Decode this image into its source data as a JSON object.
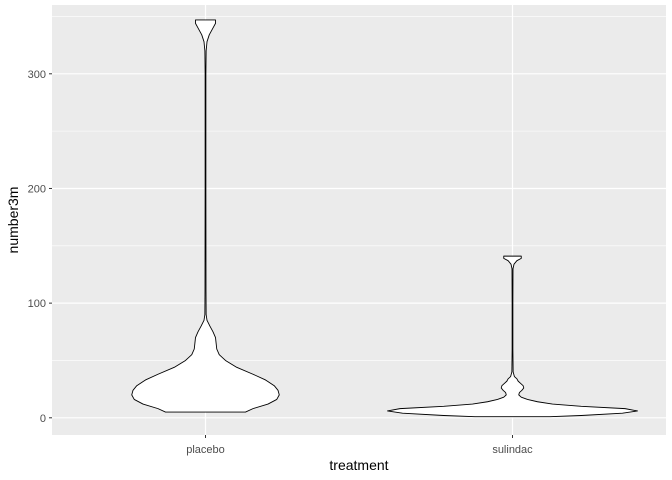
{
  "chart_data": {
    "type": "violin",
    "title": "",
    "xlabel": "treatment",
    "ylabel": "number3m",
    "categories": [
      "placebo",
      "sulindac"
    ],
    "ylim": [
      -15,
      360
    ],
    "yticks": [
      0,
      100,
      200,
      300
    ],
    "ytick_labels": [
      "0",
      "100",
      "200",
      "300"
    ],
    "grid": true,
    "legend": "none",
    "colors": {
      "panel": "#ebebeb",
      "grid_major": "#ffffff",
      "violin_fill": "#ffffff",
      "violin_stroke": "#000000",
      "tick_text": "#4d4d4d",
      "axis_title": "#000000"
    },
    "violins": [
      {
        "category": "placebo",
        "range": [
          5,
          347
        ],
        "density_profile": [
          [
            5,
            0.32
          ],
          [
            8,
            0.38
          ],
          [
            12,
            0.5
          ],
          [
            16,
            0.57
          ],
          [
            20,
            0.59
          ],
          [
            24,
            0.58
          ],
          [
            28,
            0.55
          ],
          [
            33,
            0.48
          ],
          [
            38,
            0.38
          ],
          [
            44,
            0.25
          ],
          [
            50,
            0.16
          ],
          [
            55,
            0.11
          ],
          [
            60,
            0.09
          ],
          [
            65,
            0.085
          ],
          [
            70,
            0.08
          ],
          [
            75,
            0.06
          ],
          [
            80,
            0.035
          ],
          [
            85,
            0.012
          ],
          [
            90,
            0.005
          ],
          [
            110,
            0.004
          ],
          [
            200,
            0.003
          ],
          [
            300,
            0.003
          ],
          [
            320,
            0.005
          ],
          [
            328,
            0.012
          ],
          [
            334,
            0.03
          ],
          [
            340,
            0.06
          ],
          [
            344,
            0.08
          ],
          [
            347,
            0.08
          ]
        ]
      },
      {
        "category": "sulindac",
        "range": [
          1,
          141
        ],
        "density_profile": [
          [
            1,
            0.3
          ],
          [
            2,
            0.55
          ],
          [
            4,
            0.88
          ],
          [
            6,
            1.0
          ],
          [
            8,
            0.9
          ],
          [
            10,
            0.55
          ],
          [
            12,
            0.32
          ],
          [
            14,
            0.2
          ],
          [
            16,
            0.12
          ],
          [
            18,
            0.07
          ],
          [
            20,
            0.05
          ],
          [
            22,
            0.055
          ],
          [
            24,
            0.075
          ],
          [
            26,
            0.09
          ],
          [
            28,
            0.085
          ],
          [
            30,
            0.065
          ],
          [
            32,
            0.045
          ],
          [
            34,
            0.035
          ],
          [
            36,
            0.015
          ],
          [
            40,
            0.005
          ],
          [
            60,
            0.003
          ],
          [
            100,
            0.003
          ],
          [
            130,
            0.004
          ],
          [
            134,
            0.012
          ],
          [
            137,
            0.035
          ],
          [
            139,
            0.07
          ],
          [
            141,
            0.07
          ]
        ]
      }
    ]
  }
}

--

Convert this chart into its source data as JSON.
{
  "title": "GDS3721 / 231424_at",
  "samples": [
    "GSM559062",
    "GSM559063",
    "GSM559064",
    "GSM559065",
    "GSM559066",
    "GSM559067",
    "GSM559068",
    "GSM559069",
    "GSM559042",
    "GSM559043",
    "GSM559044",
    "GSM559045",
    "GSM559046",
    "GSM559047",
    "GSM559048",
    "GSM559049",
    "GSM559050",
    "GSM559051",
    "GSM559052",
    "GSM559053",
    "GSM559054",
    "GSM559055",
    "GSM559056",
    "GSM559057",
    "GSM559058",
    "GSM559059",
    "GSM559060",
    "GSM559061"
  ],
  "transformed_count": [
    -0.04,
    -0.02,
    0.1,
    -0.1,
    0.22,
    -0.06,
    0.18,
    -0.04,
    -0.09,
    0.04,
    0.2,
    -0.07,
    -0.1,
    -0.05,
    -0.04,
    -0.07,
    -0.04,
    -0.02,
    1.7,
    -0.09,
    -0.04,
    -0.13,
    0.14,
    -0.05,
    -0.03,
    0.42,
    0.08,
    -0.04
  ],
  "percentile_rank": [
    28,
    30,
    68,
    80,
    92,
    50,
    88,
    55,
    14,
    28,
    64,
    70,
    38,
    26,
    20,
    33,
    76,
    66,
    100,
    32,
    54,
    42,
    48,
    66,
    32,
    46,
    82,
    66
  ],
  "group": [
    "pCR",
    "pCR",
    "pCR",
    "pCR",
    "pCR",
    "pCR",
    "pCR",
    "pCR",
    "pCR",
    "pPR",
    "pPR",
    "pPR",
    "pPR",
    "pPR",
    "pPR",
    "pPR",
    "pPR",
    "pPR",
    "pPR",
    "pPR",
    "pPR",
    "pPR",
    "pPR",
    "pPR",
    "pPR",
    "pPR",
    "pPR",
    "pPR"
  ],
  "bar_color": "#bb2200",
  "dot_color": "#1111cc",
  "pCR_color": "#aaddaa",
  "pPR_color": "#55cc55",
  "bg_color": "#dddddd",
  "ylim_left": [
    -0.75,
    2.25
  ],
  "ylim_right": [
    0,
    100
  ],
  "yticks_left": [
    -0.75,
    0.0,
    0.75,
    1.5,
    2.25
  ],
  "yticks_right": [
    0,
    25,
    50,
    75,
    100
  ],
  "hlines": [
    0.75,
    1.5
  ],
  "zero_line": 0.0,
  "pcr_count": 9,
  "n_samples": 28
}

--

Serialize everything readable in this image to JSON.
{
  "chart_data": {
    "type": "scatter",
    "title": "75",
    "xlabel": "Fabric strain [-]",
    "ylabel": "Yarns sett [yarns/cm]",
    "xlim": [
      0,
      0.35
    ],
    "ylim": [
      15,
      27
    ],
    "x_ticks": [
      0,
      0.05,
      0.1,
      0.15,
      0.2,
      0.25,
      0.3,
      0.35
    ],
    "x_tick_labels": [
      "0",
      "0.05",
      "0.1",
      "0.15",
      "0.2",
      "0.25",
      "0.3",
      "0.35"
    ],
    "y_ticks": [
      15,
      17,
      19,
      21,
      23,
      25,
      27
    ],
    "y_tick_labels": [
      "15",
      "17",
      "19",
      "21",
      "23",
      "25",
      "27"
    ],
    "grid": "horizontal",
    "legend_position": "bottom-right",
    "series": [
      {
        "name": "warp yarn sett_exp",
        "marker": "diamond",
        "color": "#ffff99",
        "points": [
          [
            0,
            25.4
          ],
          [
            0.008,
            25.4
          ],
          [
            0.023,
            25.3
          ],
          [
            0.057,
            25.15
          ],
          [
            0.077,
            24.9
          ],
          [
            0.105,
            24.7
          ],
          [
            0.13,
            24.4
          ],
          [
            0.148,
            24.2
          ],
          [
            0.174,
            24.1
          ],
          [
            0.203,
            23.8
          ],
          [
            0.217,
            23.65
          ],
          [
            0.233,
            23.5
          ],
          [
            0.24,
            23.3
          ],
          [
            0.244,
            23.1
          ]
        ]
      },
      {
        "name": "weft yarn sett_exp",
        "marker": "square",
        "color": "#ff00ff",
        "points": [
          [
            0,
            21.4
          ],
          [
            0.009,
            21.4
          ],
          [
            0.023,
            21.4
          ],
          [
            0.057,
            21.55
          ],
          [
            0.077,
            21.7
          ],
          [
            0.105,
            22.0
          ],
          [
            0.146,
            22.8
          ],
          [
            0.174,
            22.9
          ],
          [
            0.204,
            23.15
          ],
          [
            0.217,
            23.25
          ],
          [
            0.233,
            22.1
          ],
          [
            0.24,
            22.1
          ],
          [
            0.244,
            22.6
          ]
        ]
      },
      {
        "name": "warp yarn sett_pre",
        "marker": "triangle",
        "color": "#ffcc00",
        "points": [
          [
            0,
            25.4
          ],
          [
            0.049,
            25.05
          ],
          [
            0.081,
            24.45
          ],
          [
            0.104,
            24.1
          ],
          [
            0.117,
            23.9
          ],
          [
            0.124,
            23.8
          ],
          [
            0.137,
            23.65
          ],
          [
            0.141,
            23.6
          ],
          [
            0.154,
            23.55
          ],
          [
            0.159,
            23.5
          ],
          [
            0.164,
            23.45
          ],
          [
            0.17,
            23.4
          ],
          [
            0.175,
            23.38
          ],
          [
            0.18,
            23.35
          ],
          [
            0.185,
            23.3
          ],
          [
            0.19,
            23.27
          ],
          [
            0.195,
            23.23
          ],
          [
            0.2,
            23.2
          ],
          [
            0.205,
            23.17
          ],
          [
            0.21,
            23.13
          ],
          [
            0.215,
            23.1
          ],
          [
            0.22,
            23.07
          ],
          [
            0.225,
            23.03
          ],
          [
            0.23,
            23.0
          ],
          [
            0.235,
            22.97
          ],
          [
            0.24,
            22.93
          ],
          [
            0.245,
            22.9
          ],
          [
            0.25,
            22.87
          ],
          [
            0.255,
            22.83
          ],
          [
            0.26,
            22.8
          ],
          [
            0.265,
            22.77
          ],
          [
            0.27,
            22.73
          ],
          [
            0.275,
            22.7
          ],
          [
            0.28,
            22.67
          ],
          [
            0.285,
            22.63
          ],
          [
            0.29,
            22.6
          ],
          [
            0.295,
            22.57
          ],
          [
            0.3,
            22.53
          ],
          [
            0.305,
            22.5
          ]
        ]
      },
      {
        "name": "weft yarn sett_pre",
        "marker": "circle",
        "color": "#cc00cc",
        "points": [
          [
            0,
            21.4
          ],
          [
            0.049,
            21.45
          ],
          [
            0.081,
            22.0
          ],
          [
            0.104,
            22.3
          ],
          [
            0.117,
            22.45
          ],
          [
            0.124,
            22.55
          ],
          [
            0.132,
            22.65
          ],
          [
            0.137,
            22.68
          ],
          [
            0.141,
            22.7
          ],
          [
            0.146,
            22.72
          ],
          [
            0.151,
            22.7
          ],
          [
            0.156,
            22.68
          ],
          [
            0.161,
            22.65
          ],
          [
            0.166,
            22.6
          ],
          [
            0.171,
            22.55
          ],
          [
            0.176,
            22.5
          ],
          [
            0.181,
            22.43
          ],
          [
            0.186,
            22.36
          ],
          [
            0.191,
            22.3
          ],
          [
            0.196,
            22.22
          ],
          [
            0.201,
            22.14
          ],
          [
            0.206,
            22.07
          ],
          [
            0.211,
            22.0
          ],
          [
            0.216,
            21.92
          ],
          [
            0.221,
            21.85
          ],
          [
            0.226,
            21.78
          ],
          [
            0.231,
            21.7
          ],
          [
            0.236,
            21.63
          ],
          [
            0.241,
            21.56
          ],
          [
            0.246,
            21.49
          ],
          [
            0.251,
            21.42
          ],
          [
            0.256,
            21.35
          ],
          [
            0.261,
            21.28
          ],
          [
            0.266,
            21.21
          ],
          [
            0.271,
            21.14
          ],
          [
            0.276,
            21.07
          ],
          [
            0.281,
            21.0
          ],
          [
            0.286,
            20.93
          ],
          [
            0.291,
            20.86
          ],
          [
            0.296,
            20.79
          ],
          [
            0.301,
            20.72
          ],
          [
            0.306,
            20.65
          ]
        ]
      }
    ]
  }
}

--

Your task is to report how many lines of the material include the string "category". Give the number and no other words.

2